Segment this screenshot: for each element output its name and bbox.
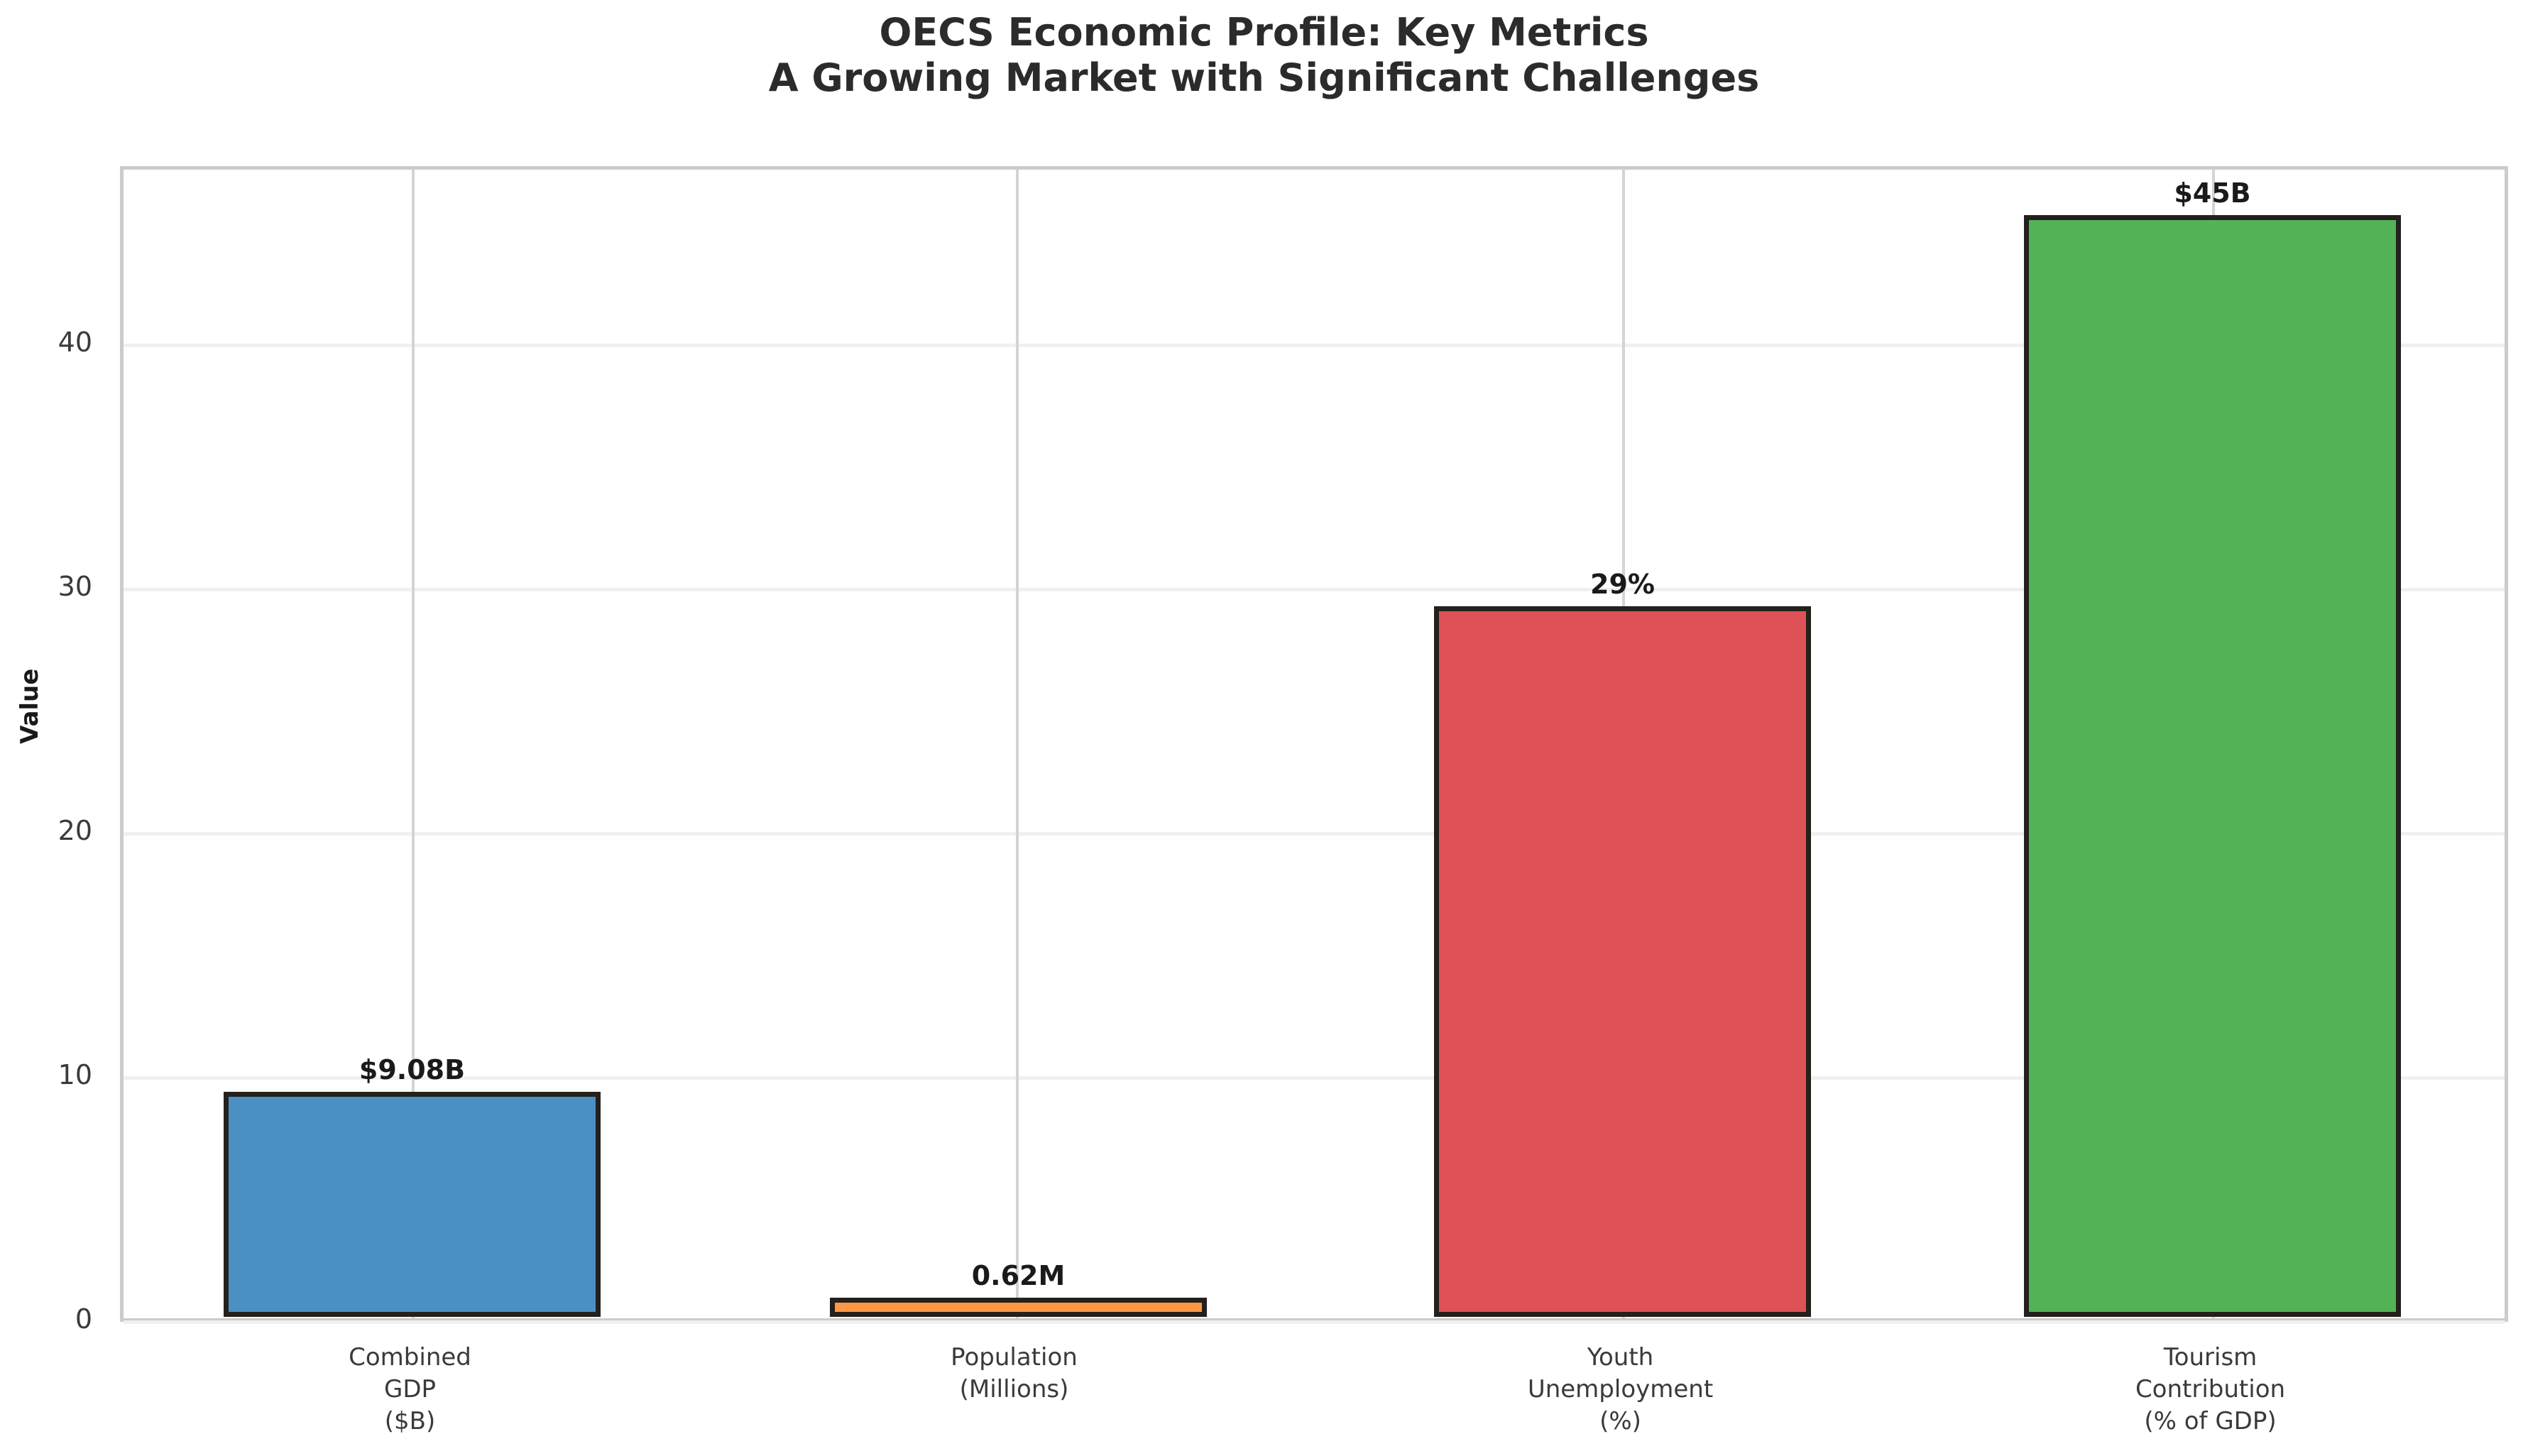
x-tick-label-combined-gdp: Combined GDP ($B): [221, 1342, 598, 1438]
x-tick-line-1: Combined: [349, 1343, 471, 1372]
x-tick-line-1: Youth: [1587, 1343, 1654, 1372]
y-tick-label-0: 0: [75, 1303, 92, 1335]
gridline-y-40: [124, 344, 2505, 347]
x-tick-line-2: Contribution: [2135, 1375, 2286, 1404]
gridline-y-0: [124, 1320, 2505, 1324]
chart-title: OECS Economic Profile: Key Metrics A Gro…: [0, 0, 2528, 100]
x-tick-line-3: (%): [1599, 1407, 1641, 1436]
bar-value-label-tourism-contribution: $45B: [2174, 177, 2251, 209]
plot-inner: $9.08B 0.62M 29% $45B: [124, 170, 2505, 1324]
y-tick-label-20: 20: [58, 815, 92, 846]
x-tick-line-2: Unemployment: [1527, 1375, 1714, 1404]
y-tick-label-30: 30: [58, 571, 92, 602]
bar-value-label-population: 0.62M: [971, 1260, 1066, 1291]
bar-value-label-youth-unemployment: 29%: [1590, 569, 1655, 600]
chart-title-line-2: A Growing Market with Significant Challe…: [768, 55, 1760, 100]
x-tick-line-1: Tourism: [2163, 1343, 2258, 1372]
x-tick-label-youth-unemployment: Youth Unemployment (%): [1432, 1342, 1809, 1438]
bar-youth-unemployment[interactable]: [1434, 606, 1811, 1317]
chart-title-line-1: OECS Economic Profile: Key Metrics: [879, 10, 1649, 55]
x-tick-line-1: Population: [951, 1343, 1078, 1372]
bar-tourism-contribution[interactable]: [2024, 215, 2401, 1317]
plot-area: $9.08B 0.62M 29% $45B: [120, 166, 2508, 1324]
gridline-y-10: [124, 1076, 2505, 1080]
gridline-x-1: [412, 170, 415, 1318]
x-tick-line-2: GDP: [383, 1375, 437, 1404]
gridline-y-30: [124, 588, 2505, 591]
gridline-x-2: [1016, 170, 1019, 1318]
y-axis-label: Value: [16, 668, 44, 744]
x-tick-line-3: ($B): [384, 1407, 436, 1436]
x-tick-line-2: (Millions): [959, 1375, 1069, 1404]
x-tick-label-population: Population (Millions): [826, 1342, 1203, 1406]
y-tick-label-40: 40: [58, 327, 92, 358]
x-tick-line-3: (% of GDP): [2144, 1407, 2277, 1436]
gridline-y-20: [124, 832, 2505, 836]
x-tick-label-tourism-contribution: Tourism Contribution (% of GDP): [2022, 1342, 2399, 1438]
bar-value-label-combined-gdp: $9.08B: [359, 1054, 466, 1085]
bar-combined-gdp[interactable]: [224, 1092, 601, 1317]
y-tick-label-10: 10: [58, 1059, 92, 1090]
bar-population[interactable]: [830, 1298, 1207, 1317]
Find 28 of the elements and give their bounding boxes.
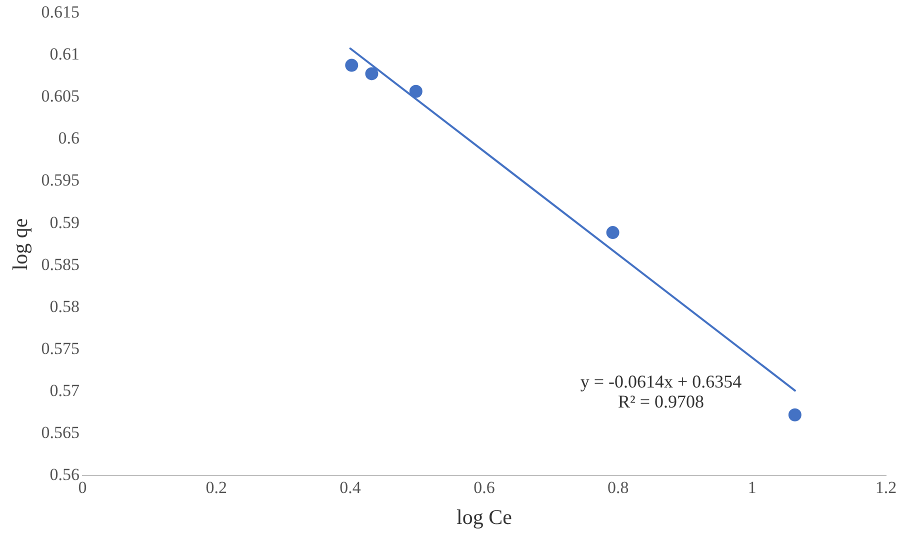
x-tick-label: 1.2 — [875, 478, 897, 498]
y-tick-label: 0.6 — [58, 128, 80, 148]
x-tick-label: 0.2 — [206, 478, 227, 498]
y-tick-label: 0.58 — [50, 296, 80, 316]
y-tick-label: 0.59 — [50, 212, 80, 232]
point — [345, 58, 358, 72]
x-tick-label: 1 — [748, 478, 756, 498]
x-tick-label: 0.4 — [340, 478, 362, 498]
point — [606, 226, 620, 240]
y-tick-label: 0.585 — [41, 254, 80, 274]
x-axis-title: log Ce — [456, 504, 512, 529]
y-tick-label: 0.595 — [41, 170, 80, 190]
y-tick-label: 0.57 — [50, 380, 80, 400]
y-tick-label: 0.605 — [41, 86, 80, 106]
point — [788, 408, 802, 422]
x-tick-label: 0 — [78, 478, 87, 498]
y-tick-label: 0.615 — [41, 2, 80, 22]
x-tick-label: 0.8 — [608, 478, 629, 498]
y-tick-label: 0.56 — [50, 464, 80, 484]
point — [409, 84, 422, 98]
y-tick-label: 0.565 — [41, 422, 80, 442]
x-tick-label: 0.6 — [474, 478, 495, 498]
point — [365, 67, 378, 80]
y-axis-title: log qe — [8, 218, 32, 270]
y-tick-label: 0.61 — [50, 44, 80, 64]
y-tick-label: 0.575 — [41, 338, 80, 358]
annotation: y = -0.0614x + 0.6354 — [580, 372, 742, 392]
annotation: R² = 0.9708 — [618, 392, 704, 412]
___
— Task to complete —
Rewrite all the records, changing every "interactable" to "clickable" and keeping everything else as it is. Leave the pictures out of your answer.

— Solution to this problem —
Segment this screenshot: for each element output its name and bbox.
x-tick-label-combined-gdp: Combined GDP ($B): [221, 1342, 598, 1438]
x-tick-line-1: Combined: [349, 1343, 471, 1372]
x-tick-line-1: Youth: [1587, 1343, 1654, 1372]
y-tick-label-0: 0: [75, 1303, 92, 1335]
gridline-y-40: [124, 344, 2505, 347]
x-tick-line-2: Contribution: [2135, 1375, 2286, 1404]
gridline-y-0: [124, 1320, 2505, 1324]
chart-title: OECS Economic Profile: Key Metrics A Gro…: [0, 0, 2528, 100]
x-tick-line-3: (%): [1599, 1407, 1641, 1436]
bar-value-label-tourism-contribution: $45B: [2174, 177, 2251, 209]
plot-inner: $9.08B 0.62M 29% $45B: [124, 170, 2505, 1324]
y-tick-label-20: 20: [58, 815, 92, 846]
x-tick-line-2: Unemployment: [1527, 1375, 1714, 1404]
y-tick-label-30: 30: [58, 571, 92, 602]
bar-value-label-population: 0.62M: [971, 1260, 1066, 1291]
bar-value-label-youth-unemployment: 29%: [1590, 569, 1655, 600]
chart-title-line-2: A Growing Market with Significant Challe…: [768, 55, 1760, 100]
x-tick-line-1: Tourism: [2163, 1343, 2258, 1372]
x-tick-label-youth-unemployment: Youth Unemployment (%): [1432, 1342, 1809, 1438]
bar-youth-unemployment[clickable]: [1434, 606, 1811, 1317]
chart-title-line-1: OECS Economic Profile: Key Metrics: [879, 10, 1649, 55]
x-tick-line-1: Population: [951, 1343, 1078, 1372]
bar-tourism-contribution[clickable]: [2024, 215, 2401, 1317]
plot-area: $9.08B 0.62M 29% $45B: [120, 166, 2508, 1324]
gridline-y-10: [124, 1076, 2505, 1080]
gridline-x-1: [412, 170, 415, 1318]
x-tick-line-2: GDP: [383, 1375, 437, 1404]
gridline-y-30: [124, 588, 2505, 591]
gridline-x-2: [1016, 170, 1019, 1318]
y-axis-label: Value: [16, 668, 44, 744]
x-tick-line-3: ($B): [384, 1407, 436, 1436]
x-tick-line-2: (Millions): [959, 1375, 1069, 1404]
x-tick-label-population: Population (Millions): [826, 1342, 1203, 1406]
y-tick-label-40: 40: [58, 327, 92, 358]
x-tick-line-3: (% of GDP): [2144, 1407, 2277, 1436]
gridline-y-20: [124, 832, 2505, 836]
x-tick-label-tourism-contribution: Tourism Contribution (% of GDP): [2022, 1342, 2399, 1438]
bar-value-label-combined-gdp: $9.08B: [359, 1054, 466, 1085]
bar-combined-gdp[clickable]: [224, 1092, 601, 1317]
y-tick-label-10: 10: [58, 1059, 92, 1090]
bar-population[clickable]: [830, 1298, 1207, 1317]
Find 28 of the elements and give their bounding boxes.
x-tick-label: 1.2 — [875, 478, 897, 498]
y-tick-label: 0.6 — [58, 128, 80, 148]
x-tick-label: 0.2 — [206, 478, 227, 498]
y-tick-label: 0.58 — [50, 296, 80, 316]
y-tick-label: 0.59 — [50, 212, 80, 232]
point — [345, 58, 358, 72]
x-tick-label: 1 — [748, 478, 756, 498]
x-tick-label: 0.4 — [340, 478, 362, 498]
point — [606, 226, 620, 240]
y-tick-label: 0.585 — [41, 254, 80, 274]
x-axis-title: log Ce — [456, 504, 512, 529]
y-tick-label: 0.595 — [41, 170, 80, 190]
y-tick-label: 0.57 — [50, 380, 80, 400]
y-tick-label: 0.605 — [41, 86, 80, 106]
point — [788, 408, 802, 422]
x-tick-label: 0 — [78, 478, 87, 498]
y-tick-label: 0.615 — [41, 2, 80, 22]
x-tick-label: 0.8 — [608, 478, 629, 498]
y-tick-label: 0.56 — [50, 464, 80, 484]
point — [409, 84, 422, 98]
y-tick-label: 0.565 — [41, 422, 80, 442]
x-tick-label: 0.6 — [474, 478, 495, 498]
point — [365, 67, 378, 80]
y-axis-title: log qe — [8, 218, 32, 270]
y-tick-label: 0.61 — [50, 44, 80, 64]
y-tick-label: 0.575 — [41, 338, 80, 358]
annotation: y = -0.0614x + 0.6354 — [580, 372, 742, 392]
annotation: R² = 0.9708 — [618, 392, 704, 412]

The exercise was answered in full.